**Material provided:**
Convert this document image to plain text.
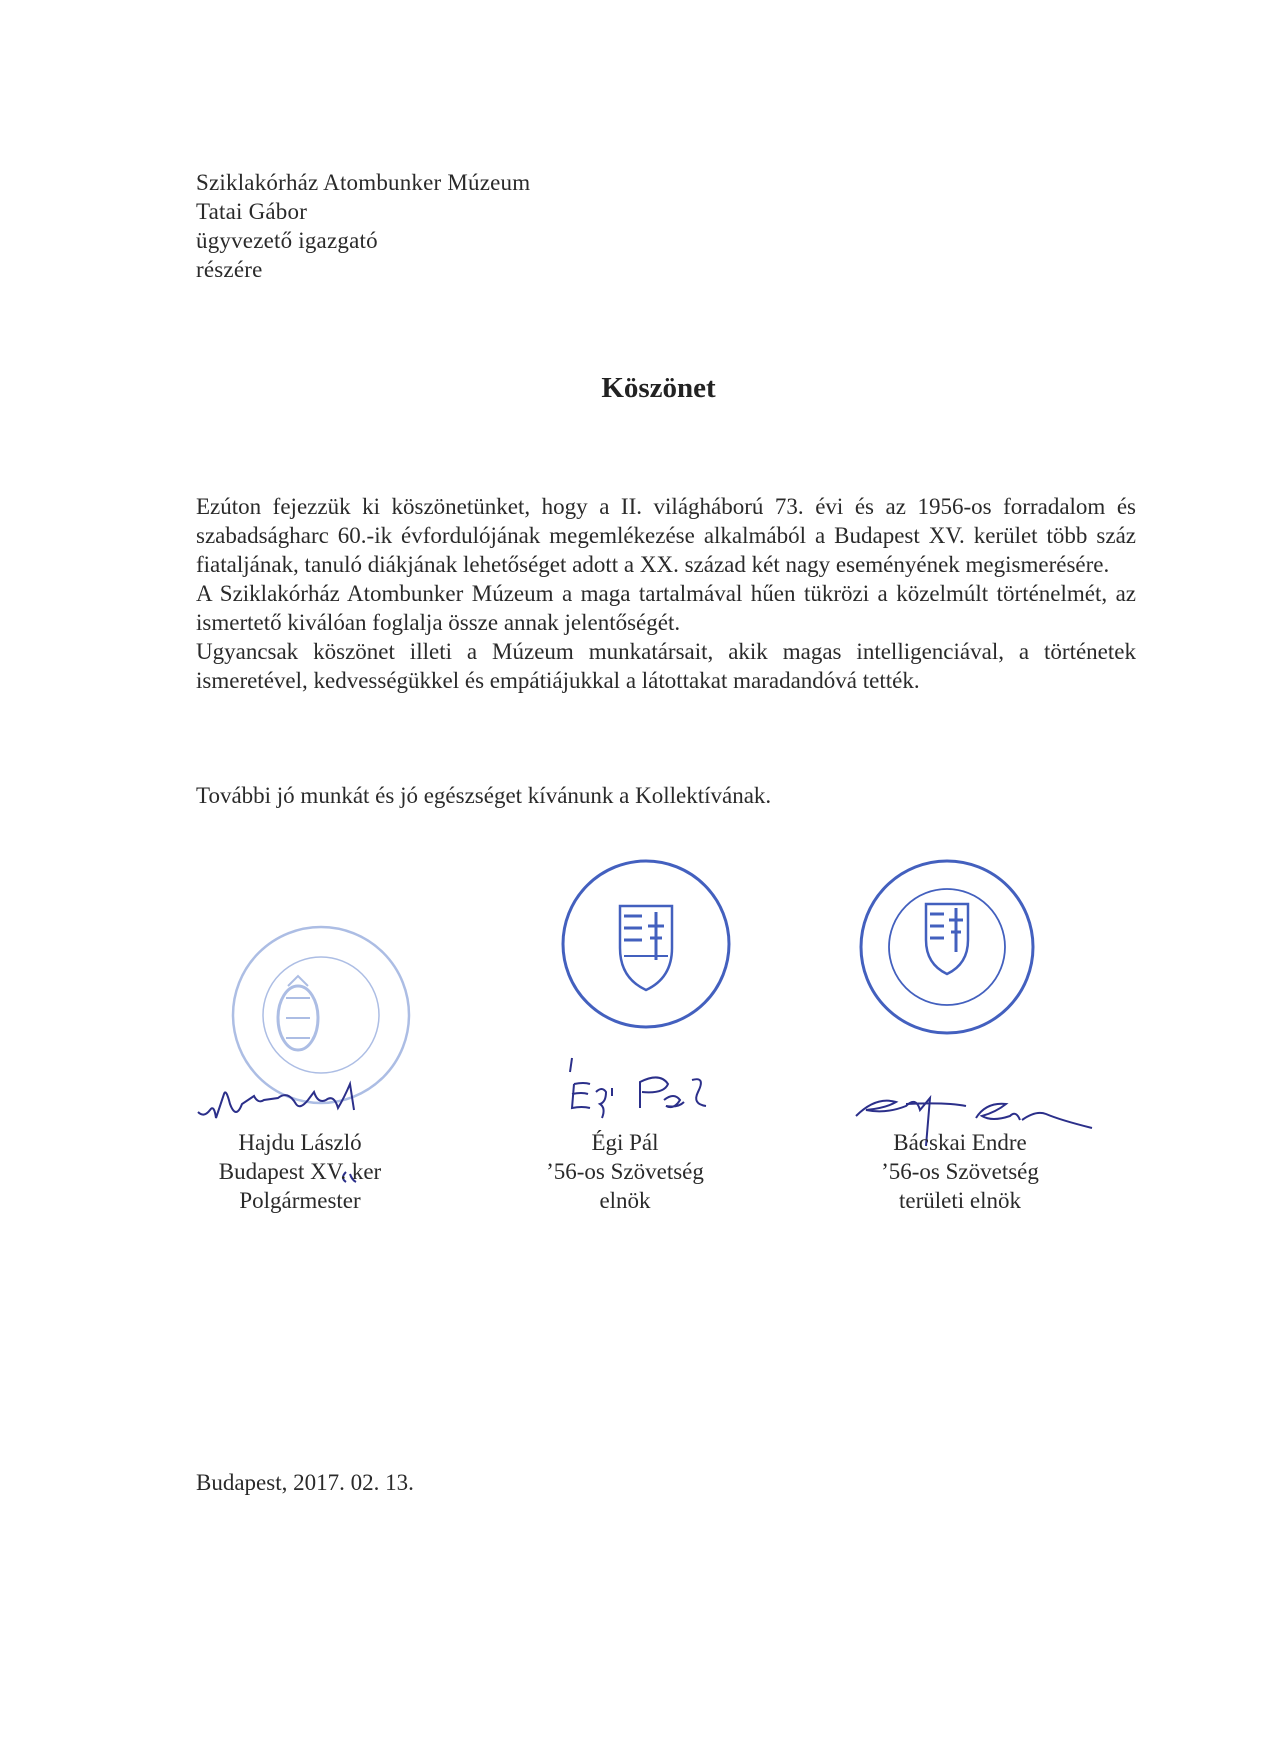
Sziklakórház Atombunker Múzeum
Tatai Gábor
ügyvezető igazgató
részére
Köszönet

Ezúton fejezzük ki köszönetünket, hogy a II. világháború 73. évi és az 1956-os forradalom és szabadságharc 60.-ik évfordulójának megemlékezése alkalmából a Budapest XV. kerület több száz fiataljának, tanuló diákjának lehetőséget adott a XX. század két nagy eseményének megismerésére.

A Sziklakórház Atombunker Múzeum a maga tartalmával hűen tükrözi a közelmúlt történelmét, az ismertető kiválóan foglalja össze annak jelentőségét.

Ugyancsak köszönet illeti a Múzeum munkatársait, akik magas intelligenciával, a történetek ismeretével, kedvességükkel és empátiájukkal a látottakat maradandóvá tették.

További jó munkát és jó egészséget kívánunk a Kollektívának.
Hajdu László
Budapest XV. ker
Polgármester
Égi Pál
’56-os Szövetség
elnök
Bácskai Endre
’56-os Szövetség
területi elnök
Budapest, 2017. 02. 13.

**Short exercise:** Leave the pictures out and reproduce each record exactly as written.

**Result for this exercise:**
Convert this document image to plain text.
Sziklakórház Atombunker Múzeum
Tatai Gábor
ügyvezető igazgató
részére
Köszönet

Ezúton fejezzük ki köszönetünket, hogy a II. világháború 73. évi és az 1956-os forradalom és szabadságharc 60.-ik évfordulójának megemlékezése alkalmából a Budapest XV. kerület több száz fiataljának, tanuló diákjának lehetőséget adott a XX. század két nagy eseményének megismerésére.

A Sziklakórház Atombunker Múzeum a maga tartalmával hűen tükrözi a közelmúlt történelmét, az ismertető kiválóan foglalja össze annak jelentőségét.

Ugyancsak köszönet illeti a Múzeum munkatársait, akik magas intelligenciával, a történetek ismeretével, kedvességükkel és empátiájukkal a látottakat maradandóvá tették.

További jó munkát és jó egészséget kívánunk a Kollektívának.
Hajdu László
Budapest XV. ker
Polgármester
Égi Pál
’56-os Szövetség
elnök
Bácskai Endre
’56-os Szövetség
területi elnök
Budapest, 2017. 02. 13.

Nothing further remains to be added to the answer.